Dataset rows
>>>

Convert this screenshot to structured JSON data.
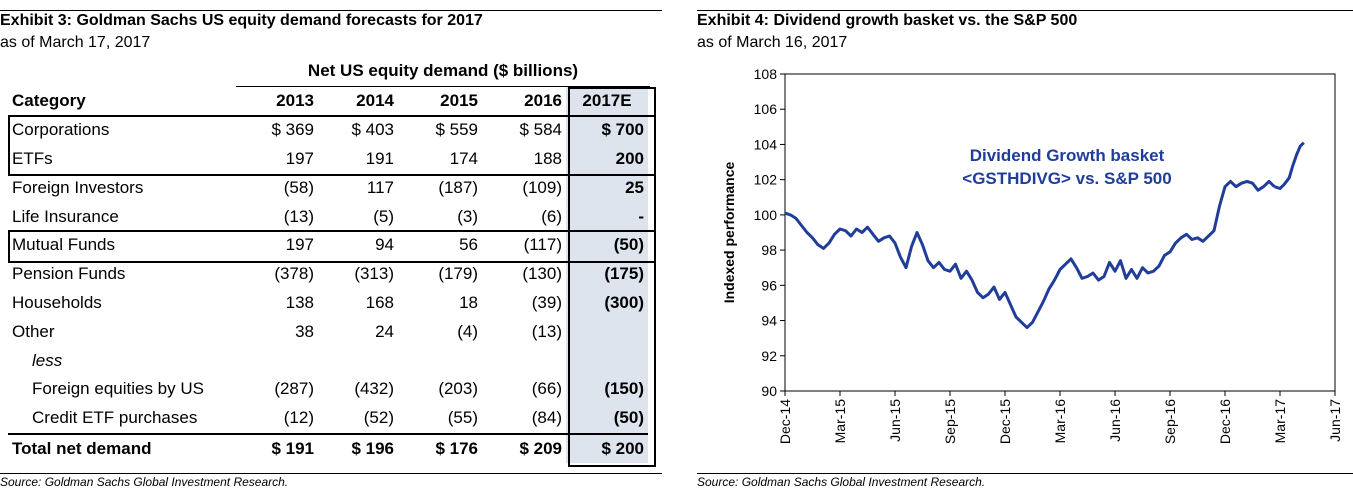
{
  "left": {
    "title": "Exhibit 3: Goldman Sachs US equity demand forecasts for 2017",
    "subtitle": "as of March 17, 2017",
    "group_header": "Net US equity demand ($ billions)",
    "columns": [
      "Category",
      "2013",
      "2014",
      "2015",
      "2016",
      "2017E"
    ],
    "rows": [
      {
        "cat": "Corporations",
        "v": [
          "$ 369",
          "$ 403",
          "$ 559",
          "$ 584",
          "$ 700"
        ]
      },
      {
        "cat": "ETFs",
        "v": [
          "197",
          "191",
          "174",
          "188",
          "200"
        ]
      },
      {
        "cat": "Foreign Investors",
        "v": [
          "(58)",
          "117",
          "(187)",
          "(109)",
          "25"
        ]
      },
      {
        "cat": "Life Insurance",
        "v": [
          "(13)",
          "(5)",
          "(3)",
          "(6)",
          "-"
        ]
      },
      {
        "cat": "Mutual Funds",
        "v": [
          "197",
          "94",
          "56",
          "(117)",
          "(50)"
        ]
      },
      {
        "cat": "Pension Funds",
        "v": [
          "(378)",
          "(313)",
          "(179)",
          "(130)",
          "(175)"
        ]
      },
      {
        "cat": "Households",
        "v": [
          "138",
          "168",
          "18",
          "(39)",
          "(300)"
        ]
      },
      {
        "cat": "Other",
        "v": [
          "38",
          "24",
          "(4)",
          "(13)",
          ""
        ]
      },
      {
        "cat": "less",
        "v": [
          "",
          "",
          "",
          "",
          ""
        ]
      },
      {
        "cat": "Foreign equities by US",
        "v": [
          "(287)",
          "(432)",
          "(203)",
          "(66)",
          "(150)"
        ]
      },
      {
        "cat": "Credit ETF purchases",
        "v": [
          "(12)",
          "(52)",
          "(55)",
          "(84)",
          "(50)"
        ]
      }
    ],
    "total": {
      "cat": "Total net demand",
      "v": [
        "$ 191",
        "$ 196",
        "$ 176",
        "$ 209",
        "$ 200"
      ]
    },
    "source": "Source: Goldman Sachs Global Investment Research."
  },
  "right": {
    "title": "Exhibit 4: Dividend growth basket vs. the S&P 500",
    "subtitle": "as of March 16, 2017",
    "source": "Source: Goldman Sachs Global Investment Research."
  },
  "chart_data": {
    "type": "line",
    "title": "",
    "annotation": [
      "Dividend Growth basket",
      "<GSTHDIVG> vs. S&P 500"
    ],
    "ylabel": "Indexed performance",
    "xlabel": "",
    "ylim": [
      90,
      108
    ],
    "yticks": [
      90,
      92,
      94,
      96,
      98,
      100,
      102,
      104,
      106,
      108
    ],
    "xlim": [
      0,
      30
    ],
    "xtick_positions": [
      0,
      3,
      6,
      9,
      12,
      15,
      18,
      21,
      24,
      27,
      30
    ],
    "xtick_labels": [
      "Dec-14",
      "Mar-15",
      "Jun-15",
      "Sep-15",
      "Dec-15",
      "Mar-16",
      "Jun-16",
      "Sep-16",
      "Dec-16",
      "Mar-17",
      "Jun-17"
    ],
    "grid": false,
    "color": "#1f3d99",
    "series": [
      {
        "name": "Dividend Growth basket vs. S&P 500",
        "x": [
          0,
          0.3,
          0.6,
          0.9,
          1.2,
          1.5,
          1.8,
          2.1,
          2.4,
          2.7,
          3.0,
          3.3,
          3.6,
          3.9,
          4.2,
          4.5,
          4.8,
          5.1,
          5.4,
          5.7,
          6.0,
          6.3,
          6.6,
          6.9,
          7.2,
          7.5,
          7.8,
          8.1,
          8.4,
          8.7,
          9.0,
          9.3,
          9.6,
          9.9,
          10.2,
          10.5,
          10.8,
          11.1,
          11.4,
          11.7,
          12.0,
          12.3,
          12.6,
          12.9,
          13.2,
          13.5,
          13.8,
          14.1,
          14.4,
          14.7,
          15.0,
          15.3,
          15.6,
          15.9,
          16.2,
          16.5,
          16.8,
          17.1,
          17.4,
          17.7,
          18.0,
          18.3,
          18.6,
          18.9,
          19.2,
          19.5,
          19.8,
          20.1,
          20.4,
          20.7,
          21.0,
          21.3,
          21.6,
          21.9,
          22.2,
          22.5,
          22.8,
          23.1,
          23.4,
          23.7,
          24.0,
          24.3,
          24.6,
          24.9,
          25.2,
          25.5,
          25.8,
          26.1,
          26.4,
          26.7
        ],
        "y": [
          100.1,
          100.0,
          99.8,
          99.4,
          99.0,
          98.7,
          98.3,
          98.1,
          98.4,
          98.9,
          99.2,
          99.1,
          98.8,
          99.2,
          99.0,
          99.3,
          98.9,
          98.5,
          98.7,
          98.8,
          98.4,
          97.6,
          97.0,
          98.2,
          99.0,
          98.3,
          97.4,
          97.0,
          97.3,
          96.9,
          96.8,
          97.2,
          96.4,
          96.8,
          96.3,
          95.6,
          95.3,
          95.5,
          95.9,
          95.2,
          95.6,
          94.9,
          94.2,
          93.9,
          93.6,
          93.9,
          94.5,
          95.1,
          95.8,
          96.3,
          96.9,
          97.2,
          97.5,
          97.0,
          96.4,
          96.5,
          96.7,
          96.3,
          96.5,
          97.3,
          96.8,
          97.4,
          96.4,
          96.9,
          96.4,
          97.0,
          96.7,
          96.8,
          97.1,
          97.7,
          97.9,
          98.4,
          98.7,
          98.9,
          98.6,
          98.7,
          98.5,
          98.8,
          99.1,
          100.5,
          101.6,
          101.9,
          101.6,
          101.8,
          101.9,
          101.8,
          101.4,
          101.6,
          101.9,
          101.6
        ]
      },
      {
        "name": "tail",
        "x": [
          26.7,
          27.0,
          27.2,
          27.5,
          27.7,
          27.9,
          28.1,
          28.3
        ],
        "y": [
          101.6,
          101.5,
          101.7,
          102.1,
          102.8,
          103.4,
          103.9,
          104.1
        ]
      }
    ]
  }
}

<<<

→ **REQUEST**
Across all the entries, count the lines that contain the word "demand" and give the number by itself.

→ **RESULT OF THE EXERCISE**
3